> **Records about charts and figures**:
----------

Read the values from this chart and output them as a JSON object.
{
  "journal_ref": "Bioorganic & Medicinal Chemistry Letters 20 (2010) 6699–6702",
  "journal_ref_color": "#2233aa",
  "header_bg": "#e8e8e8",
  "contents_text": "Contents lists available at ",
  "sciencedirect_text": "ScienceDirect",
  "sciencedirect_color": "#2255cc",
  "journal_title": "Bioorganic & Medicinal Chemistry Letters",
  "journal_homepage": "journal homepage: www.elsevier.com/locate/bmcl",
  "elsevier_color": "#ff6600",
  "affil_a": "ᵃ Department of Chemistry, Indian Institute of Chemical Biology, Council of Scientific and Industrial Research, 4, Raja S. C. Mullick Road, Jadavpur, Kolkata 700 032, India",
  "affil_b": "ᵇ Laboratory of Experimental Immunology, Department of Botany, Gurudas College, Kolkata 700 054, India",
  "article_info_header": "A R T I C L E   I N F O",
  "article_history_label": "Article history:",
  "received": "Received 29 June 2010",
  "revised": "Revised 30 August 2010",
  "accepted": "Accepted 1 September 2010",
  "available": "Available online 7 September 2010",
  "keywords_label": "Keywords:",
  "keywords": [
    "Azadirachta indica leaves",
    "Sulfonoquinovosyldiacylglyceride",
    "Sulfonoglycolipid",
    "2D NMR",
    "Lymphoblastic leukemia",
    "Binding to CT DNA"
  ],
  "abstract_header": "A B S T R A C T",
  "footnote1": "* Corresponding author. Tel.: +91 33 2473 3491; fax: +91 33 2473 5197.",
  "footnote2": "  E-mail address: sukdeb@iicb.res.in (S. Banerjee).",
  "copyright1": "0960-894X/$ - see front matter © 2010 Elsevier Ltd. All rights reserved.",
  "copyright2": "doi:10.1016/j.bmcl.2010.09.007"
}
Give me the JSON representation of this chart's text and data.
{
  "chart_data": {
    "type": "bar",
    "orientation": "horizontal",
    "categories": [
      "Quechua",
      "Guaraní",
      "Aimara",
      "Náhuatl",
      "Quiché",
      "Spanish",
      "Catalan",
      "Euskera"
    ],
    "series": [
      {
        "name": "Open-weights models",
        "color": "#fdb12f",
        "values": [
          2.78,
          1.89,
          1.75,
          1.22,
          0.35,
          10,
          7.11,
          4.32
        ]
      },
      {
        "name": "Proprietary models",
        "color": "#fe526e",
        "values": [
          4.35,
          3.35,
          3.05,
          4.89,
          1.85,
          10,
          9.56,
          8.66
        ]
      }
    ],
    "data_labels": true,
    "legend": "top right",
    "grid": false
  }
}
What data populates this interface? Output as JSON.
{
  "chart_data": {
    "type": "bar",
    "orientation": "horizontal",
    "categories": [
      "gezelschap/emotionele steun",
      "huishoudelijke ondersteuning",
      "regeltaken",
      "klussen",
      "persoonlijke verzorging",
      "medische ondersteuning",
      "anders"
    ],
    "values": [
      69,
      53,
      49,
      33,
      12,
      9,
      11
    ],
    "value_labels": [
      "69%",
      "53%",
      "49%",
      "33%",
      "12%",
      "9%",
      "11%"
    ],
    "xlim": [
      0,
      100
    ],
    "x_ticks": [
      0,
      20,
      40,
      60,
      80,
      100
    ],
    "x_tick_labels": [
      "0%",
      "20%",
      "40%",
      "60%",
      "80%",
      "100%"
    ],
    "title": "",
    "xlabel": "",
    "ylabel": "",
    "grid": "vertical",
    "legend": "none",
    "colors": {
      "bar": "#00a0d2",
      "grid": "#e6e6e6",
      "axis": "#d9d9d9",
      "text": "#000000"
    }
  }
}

----------

> **TO DO**: Above are the records. Identify each line that contains the word "Department".

> **COMPLETED TASK**:
  "affil_a": "ᵃ Department of Chemistry, Indian Institute of Chemical Biology, Council of Scientific and Industrial Research, 4, Raja S. C. Mullick Road, Jadavpur, Kolkata 700 032, India",
  "affil_b": "ᵇ Laboratory of Experimental Immunology, Department of Botany, Gurudas College, Kolkata 700 054, India",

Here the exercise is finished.